* _Extracted information_:
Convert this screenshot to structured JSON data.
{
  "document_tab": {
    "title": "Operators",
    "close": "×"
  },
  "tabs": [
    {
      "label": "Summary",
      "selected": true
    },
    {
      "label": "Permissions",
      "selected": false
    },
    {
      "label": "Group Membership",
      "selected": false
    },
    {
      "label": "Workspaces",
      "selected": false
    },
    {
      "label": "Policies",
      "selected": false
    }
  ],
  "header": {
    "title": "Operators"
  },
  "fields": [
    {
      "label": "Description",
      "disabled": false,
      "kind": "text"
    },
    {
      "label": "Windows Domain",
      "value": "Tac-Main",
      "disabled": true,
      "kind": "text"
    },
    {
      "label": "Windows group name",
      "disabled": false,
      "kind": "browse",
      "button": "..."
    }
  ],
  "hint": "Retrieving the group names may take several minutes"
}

* _Aim_:
Return the entries above exactly as they appear.

* _Full output_:
Convert this screenshot to structured JSON data.
{
  "document_tab": {
    "title": "Operators",
    "close": "×"
  },
  "tabs": [
    {
      "label": "Summary",
      "selected": true
    },
    {
      "label": "Permissions",
      "selected": false
    },
    {
      "label": "Group Membership",
      "selected": false
    },
    {
      "label": "Workspaces",
      "selected": false
    },
    {
      "label": "Policies",
      "selected": false
    }
  ],
  "header": {
    "title": "Operators"
  },
  "fields": [
    {
      "label": "Description",
      "disabled": false,
      "kind": "text"
    },
    {
      "label": "Windows Domain",
      "value": "Tac-Main",
      "disabled": true,
      "kind": "text"
    },
    {
      "label": "Windows group name",
      "disabled": false,
      "kind": "browse",
      "button": "..."
    }
  ],
  "hint": "Retrieving the group names may take several minutes"
}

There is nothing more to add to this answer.